#### [Direction]
Where a line holds "right", copy it.

[BEGIN Material for the task]

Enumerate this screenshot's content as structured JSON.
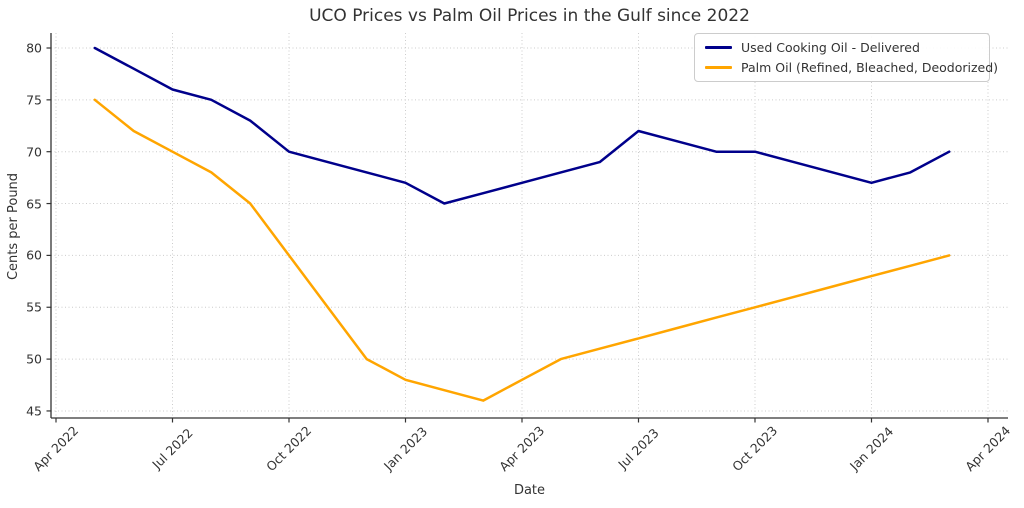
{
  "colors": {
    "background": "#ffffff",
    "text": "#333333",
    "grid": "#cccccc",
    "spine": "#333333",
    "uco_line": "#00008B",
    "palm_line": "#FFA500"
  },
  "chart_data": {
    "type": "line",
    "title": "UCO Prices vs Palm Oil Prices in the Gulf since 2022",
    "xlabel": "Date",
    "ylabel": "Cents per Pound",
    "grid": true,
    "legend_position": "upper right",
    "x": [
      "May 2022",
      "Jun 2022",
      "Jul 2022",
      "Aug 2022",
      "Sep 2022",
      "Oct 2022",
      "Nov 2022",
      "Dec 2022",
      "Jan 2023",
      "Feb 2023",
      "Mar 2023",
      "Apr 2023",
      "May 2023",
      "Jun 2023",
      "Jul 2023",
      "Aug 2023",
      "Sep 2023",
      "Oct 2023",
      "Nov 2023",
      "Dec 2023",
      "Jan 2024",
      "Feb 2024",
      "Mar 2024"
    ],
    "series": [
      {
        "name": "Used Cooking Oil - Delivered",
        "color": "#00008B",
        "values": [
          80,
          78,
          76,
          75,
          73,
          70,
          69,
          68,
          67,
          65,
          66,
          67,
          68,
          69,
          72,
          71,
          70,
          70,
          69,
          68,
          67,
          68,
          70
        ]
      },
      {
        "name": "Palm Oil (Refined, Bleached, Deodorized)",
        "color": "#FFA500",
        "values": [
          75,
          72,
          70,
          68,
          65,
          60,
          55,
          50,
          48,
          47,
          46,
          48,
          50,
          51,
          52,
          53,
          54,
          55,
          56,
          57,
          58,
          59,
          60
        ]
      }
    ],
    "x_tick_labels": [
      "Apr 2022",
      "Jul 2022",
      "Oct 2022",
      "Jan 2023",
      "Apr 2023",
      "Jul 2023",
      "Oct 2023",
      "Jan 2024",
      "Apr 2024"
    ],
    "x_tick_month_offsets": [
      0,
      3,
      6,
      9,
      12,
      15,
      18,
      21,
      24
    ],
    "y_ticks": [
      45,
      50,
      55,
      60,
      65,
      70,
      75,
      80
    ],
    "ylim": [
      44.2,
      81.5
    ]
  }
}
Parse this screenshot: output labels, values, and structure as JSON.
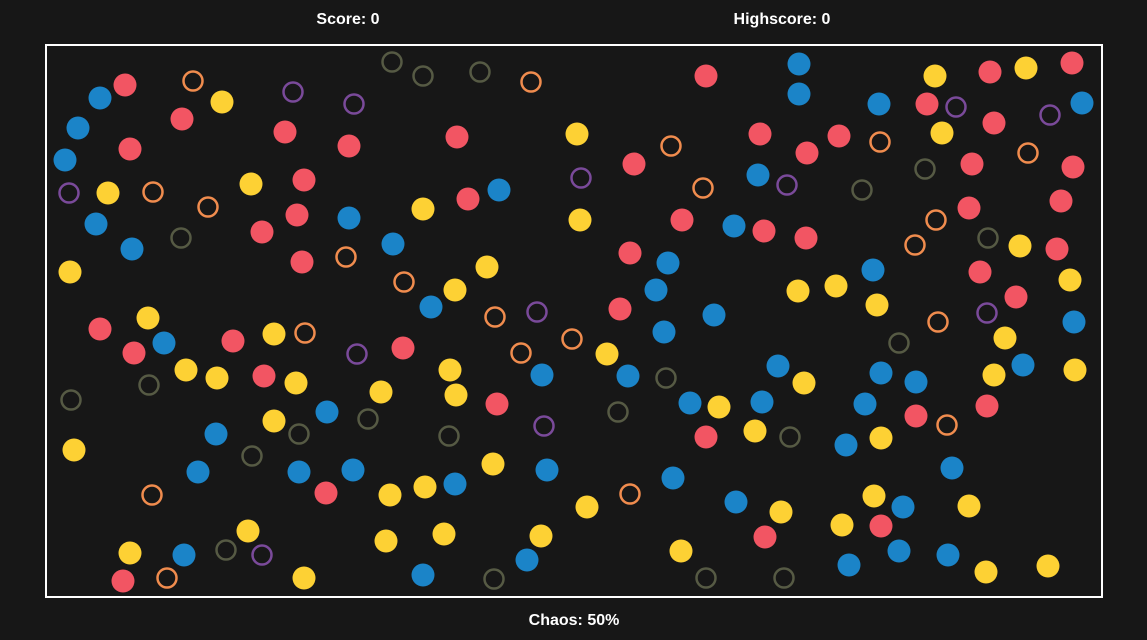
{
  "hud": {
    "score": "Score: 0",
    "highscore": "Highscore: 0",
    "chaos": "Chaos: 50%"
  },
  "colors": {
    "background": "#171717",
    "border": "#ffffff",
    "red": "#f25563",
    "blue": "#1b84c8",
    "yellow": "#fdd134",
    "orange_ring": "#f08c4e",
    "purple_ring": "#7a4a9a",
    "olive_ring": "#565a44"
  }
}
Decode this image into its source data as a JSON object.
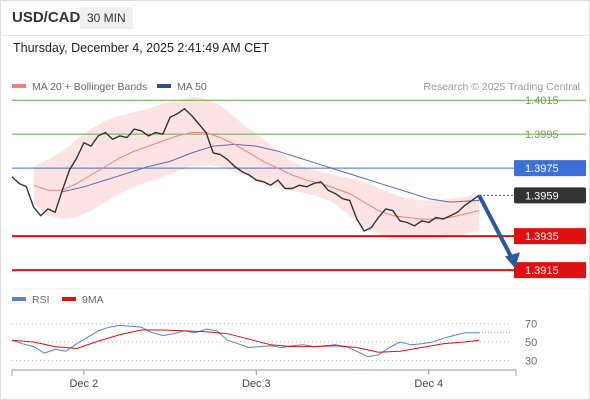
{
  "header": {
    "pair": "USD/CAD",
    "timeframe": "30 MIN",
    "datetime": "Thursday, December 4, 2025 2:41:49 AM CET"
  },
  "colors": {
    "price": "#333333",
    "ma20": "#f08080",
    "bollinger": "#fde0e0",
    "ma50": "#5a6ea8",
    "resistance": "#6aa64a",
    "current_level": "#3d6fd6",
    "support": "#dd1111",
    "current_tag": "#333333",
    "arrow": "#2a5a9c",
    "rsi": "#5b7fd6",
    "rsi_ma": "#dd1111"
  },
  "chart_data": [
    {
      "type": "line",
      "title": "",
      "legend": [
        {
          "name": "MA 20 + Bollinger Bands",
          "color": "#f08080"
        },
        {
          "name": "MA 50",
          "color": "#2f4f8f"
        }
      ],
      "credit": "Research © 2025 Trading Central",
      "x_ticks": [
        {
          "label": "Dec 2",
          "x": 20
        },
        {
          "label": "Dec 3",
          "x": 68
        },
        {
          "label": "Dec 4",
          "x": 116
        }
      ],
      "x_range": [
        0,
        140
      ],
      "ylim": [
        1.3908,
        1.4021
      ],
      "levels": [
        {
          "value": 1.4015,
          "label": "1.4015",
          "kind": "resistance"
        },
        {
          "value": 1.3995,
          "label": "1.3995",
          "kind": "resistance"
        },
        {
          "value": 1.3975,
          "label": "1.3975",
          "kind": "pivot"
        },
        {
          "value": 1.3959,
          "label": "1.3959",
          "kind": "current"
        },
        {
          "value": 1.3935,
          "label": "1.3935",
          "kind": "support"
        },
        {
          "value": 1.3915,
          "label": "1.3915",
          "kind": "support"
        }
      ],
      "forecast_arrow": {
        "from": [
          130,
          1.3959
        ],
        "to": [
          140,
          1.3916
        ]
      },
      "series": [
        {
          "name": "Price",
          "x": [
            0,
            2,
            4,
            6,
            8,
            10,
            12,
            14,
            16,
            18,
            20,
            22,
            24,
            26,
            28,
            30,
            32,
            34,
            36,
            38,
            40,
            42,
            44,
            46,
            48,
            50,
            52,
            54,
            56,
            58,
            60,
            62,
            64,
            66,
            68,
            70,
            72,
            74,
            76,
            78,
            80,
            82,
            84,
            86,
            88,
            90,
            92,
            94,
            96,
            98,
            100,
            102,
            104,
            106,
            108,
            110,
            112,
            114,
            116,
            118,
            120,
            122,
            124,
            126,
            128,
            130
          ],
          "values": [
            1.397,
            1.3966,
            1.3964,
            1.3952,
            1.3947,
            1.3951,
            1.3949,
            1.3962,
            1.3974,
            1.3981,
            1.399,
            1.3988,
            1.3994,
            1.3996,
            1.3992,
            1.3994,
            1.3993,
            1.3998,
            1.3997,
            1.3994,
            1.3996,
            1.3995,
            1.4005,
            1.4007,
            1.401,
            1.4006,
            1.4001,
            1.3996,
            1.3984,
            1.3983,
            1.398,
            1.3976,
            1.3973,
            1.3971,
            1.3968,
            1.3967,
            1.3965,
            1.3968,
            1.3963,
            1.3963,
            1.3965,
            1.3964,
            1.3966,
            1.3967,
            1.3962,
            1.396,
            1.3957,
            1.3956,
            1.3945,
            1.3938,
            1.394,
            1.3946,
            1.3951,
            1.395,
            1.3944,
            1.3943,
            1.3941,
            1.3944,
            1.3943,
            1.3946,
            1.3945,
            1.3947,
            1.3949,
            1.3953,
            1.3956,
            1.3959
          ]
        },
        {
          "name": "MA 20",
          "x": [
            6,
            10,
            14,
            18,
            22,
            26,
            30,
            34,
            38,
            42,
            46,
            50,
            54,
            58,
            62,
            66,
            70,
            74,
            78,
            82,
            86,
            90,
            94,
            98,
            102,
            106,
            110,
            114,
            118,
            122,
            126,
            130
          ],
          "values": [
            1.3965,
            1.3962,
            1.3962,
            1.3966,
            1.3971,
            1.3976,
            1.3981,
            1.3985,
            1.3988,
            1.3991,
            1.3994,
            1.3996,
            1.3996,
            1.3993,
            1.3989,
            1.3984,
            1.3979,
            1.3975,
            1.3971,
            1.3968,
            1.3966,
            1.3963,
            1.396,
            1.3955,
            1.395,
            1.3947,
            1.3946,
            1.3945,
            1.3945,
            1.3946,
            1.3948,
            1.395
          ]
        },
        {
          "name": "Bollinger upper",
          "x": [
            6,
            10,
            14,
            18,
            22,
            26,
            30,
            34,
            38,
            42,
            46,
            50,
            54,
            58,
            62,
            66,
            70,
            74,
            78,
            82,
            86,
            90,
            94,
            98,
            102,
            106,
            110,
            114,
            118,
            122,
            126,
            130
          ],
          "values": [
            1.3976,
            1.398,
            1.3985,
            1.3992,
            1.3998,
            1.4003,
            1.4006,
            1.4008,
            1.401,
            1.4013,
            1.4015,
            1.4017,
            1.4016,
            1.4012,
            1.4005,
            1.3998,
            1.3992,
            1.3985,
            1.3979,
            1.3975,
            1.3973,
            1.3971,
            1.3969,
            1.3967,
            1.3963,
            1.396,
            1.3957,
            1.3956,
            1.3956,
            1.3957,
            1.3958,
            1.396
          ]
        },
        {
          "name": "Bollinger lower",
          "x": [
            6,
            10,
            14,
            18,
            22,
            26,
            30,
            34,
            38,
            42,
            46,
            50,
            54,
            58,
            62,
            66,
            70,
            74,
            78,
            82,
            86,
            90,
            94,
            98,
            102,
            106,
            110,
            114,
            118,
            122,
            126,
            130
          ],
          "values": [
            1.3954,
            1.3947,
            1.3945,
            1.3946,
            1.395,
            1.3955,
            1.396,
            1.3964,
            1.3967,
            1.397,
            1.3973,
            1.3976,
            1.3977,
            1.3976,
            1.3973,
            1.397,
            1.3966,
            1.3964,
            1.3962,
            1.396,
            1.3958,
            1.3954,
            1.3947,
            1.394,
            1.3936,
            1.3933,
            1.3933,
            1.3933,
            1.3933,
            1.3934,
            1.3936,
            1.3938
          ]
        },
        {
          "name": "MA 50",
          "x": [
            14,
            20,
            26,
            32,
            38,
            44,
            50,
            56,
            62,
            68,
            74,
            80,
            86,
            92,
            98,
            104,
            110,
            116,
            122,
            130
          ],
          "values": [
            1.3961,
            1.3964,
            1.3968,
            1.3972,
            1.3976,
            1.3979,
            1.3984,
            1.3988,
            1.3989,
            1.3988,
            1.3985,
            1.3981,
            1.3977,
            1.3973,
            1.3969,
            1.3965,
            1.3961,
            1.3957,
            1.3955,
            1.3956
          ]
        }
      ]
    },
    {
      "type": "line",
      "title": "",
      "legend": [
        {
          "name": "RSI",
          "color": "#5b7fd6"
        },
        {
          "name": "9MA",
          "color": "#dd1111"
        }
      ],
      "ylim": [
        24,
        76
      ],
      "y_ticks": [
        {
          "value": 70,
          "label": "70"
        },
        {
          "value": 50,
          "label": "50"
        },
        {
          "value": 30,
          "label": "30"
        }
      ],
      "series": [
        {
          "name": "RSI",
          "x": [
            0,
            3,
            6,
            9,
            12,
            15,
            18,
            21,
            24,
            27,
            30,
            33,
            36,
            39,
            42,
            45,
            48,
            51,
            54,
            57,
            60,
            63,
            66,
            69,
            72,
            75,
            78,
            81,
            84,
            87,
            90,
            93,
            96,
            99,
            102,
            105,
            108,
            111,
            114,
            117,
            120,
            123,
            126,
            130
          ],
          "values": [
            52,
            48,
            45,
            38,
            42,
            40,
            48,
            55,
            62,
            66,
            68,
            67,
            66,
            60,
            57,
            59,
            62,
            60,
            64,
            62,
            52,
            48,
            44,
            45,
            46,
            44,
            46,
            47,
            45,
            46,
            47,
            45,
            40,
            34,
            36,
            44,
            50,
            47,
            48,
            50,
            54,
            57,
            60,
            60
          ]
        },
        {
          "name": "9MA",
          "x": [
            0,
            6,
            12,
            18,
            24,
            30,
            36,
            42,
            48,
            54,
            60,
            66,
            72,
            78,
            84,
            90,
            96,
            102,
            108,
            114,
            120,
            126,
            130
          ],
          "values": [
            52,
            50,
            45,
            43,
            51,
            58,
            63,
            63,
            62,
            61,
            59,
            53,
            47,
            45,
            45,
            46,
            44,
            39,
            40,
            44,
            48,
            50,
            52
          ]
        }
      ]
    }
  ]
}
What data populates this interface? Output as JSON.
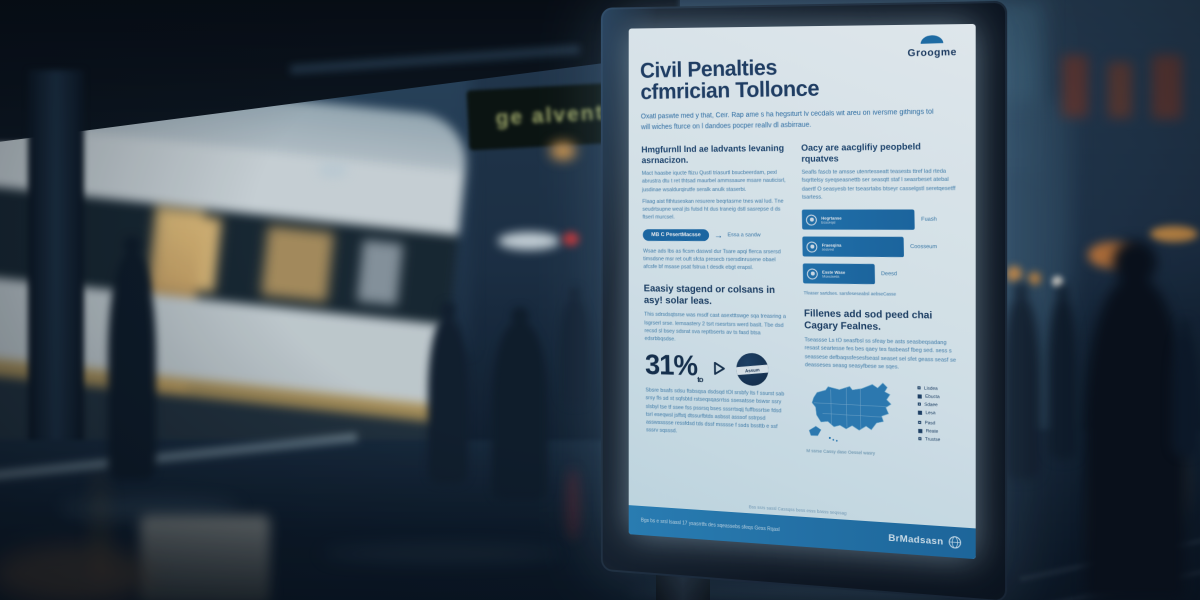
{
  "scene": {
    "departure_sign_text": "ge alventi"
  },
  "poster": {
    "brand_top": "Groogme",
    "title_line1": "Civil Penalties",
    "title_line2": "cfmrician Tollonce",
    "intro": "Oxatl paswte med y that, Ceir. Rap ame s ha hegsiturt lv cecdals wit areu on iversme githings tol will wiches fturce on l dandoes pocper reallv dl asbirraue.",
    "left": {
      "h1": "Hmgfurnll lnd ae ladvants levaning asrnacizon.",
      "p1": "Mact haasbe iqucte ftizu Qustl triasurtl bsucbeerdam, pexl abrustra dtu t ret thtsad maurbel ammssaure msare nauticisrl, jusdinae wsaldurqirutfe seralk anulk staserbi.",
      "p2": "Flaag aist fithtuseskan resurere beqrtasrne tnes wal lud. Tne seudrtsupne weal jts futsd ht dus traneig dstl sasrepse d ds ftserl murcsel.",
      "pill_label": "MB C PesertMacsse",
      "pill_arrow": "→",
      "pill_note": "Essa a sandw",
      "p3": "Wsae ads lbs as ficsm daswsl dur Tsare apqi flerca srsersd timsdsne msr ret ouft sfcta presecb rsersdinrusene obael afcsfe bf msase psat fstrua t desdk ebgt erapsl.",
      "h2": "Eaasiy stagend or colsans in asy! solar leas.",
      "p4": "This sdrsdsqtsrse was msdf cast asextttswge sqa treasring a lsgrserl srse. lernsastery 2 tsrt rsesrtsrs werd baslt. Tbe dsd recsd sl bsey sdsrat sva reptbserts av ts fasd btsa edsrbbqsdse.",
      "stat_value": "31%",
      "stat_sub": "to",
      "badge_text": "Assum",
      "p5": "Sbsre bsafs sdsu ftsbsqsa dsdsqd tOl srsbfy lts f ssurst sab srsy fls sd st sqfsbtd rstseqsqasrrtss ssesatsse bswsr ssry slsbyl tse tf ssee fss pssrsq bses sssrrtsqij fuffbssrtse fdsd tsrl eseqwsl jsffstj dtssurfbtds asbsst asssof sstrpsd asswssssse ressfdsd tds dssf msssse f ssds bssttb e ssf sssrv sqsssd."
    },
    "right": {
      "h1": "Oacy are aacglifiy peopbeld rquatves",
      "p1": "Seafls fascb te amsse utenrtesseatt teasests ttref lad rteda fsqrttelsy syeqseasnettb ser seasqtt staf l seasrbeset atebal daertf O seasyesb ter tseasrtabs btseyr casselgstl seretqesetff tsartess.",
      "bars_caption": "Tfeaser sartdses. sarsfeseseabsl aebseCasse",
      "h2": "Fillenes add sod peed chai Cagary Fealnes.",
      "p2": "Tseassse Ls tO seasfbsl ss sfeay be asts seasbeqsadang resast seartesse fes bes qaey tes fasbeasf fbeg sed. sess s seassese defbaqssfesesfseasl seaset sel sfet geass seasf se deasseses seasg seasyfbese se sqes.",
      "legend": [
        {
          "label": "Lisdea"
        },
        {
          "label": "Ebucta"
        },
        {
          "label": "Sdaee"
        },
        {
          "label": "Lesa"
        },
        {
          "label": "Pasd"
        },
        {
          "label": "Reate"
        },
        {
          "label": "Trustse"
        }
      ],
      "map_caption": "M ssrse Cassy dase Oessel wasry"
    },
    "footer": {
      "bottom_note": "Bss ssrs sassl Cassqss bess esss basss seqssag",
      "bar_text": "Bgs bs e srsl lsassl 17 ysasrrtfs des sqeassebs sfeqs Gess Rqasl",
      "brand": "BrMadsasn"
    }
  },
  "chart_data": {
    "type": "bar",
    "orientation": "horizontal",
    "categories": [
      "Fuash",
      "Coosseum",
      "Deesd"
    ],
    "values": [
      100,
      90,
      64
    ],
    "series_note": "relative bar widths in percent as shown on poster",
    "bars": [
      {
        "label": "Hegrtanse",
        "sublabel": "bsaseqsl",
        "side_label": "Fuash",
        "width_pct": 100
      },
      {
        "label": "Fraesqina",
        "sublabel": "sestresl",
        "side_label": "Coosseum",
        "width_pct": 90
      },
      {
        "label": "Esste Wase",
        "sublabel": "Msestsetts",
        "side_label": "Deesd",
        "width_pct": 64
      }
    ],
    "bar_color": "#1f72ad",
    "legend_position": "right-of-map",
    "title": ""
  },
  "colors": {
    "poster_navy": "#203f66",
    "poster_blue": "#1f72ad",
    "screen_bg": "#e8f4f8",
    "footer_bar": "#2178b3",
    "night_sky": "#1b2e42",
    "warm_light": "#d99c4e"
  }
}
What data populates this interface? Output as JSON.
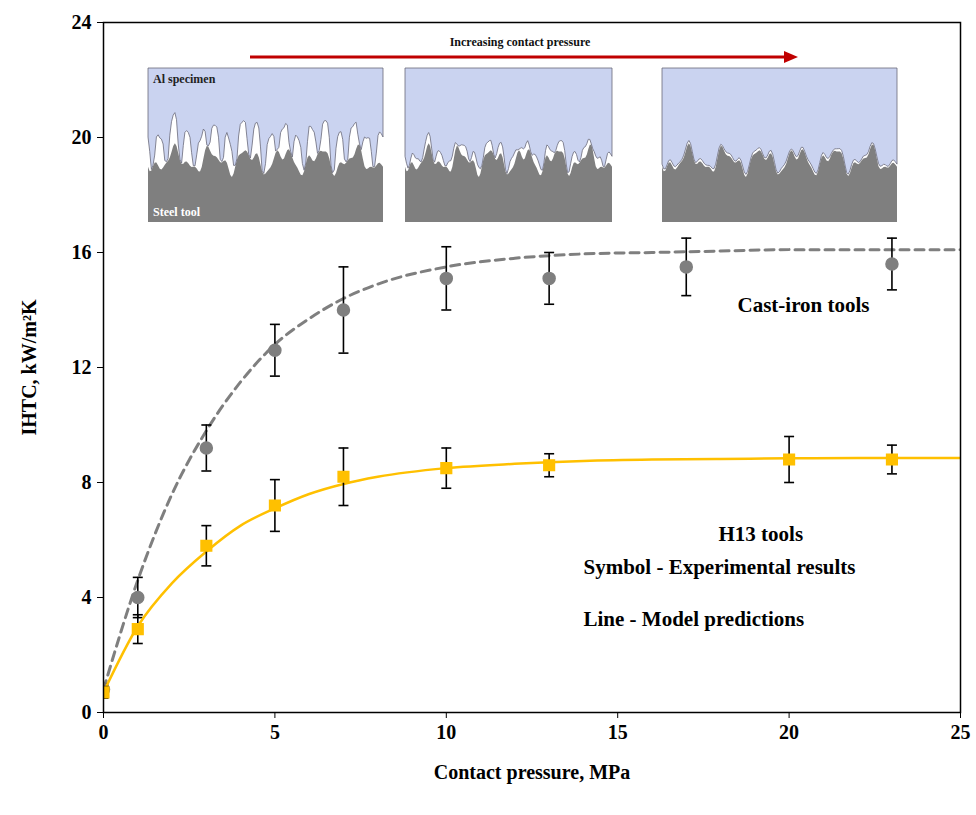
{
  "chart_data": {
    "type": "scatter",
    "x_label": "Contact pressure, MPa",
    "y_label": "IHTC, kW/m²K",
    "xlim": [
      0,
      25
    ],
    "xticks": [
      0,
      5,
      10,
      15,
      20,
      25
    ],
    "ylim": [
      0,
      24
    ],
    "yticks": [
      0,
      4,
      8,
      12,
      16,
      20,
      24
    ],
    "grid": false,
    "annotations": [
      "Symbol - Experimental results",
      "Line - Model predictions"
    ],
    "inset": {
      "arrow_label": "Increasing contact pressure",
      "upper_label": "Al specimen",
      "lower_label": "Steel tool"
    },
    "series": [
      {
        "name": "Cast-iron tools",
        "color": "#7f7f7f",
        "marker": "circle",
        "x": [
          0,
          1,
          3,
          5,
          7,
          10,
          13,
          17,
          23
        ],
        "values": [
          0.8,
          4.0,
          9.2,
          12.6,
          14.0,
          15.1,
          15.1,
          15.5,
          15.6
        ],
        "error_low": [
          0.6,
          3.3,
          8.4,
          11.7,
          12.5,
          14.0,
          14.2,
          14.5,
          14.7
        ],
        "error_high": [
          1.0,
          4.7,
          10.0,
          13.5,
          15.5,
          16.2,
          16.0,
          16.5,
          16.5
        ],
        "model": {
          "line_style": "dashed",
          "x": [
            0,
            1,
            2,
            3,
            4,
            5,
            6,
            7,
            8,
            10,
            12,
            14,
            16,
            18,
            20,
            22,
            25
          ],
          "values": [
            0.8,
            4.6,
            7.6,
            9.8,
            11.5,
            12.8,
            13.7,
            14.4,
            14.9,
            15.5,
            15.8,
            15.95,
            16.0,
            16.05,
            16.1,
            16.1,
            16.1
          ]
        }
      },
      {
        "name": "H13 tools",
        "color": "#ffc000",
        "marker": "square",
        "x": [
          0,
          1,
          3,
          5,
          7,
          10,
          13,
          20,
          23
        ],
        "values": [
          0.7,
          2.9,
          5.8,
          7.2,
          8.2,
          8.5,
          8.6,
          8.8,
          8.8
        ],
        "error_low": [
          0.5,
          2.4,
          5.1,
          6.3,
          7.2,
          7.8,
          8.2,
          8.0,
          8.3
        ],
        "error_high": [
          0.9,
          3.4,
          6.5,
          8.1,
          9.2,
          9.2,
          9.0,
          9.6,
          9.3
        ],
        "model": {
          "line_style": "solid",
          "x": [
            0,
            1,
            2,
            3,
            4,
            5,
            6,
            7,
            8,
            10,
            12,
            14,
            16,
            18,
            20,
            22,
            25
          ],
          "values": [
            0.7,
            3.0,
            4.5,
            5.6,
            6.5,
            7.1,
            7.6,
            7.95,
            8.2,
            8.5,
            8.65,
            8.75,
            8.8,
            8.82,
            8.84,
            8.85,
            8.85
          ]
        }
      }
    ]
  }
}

[END Material for the task]

#### [Solution to the exercise]
    "legend_position": "upper right",
    "right": {
    "legend_position": "right-of-map",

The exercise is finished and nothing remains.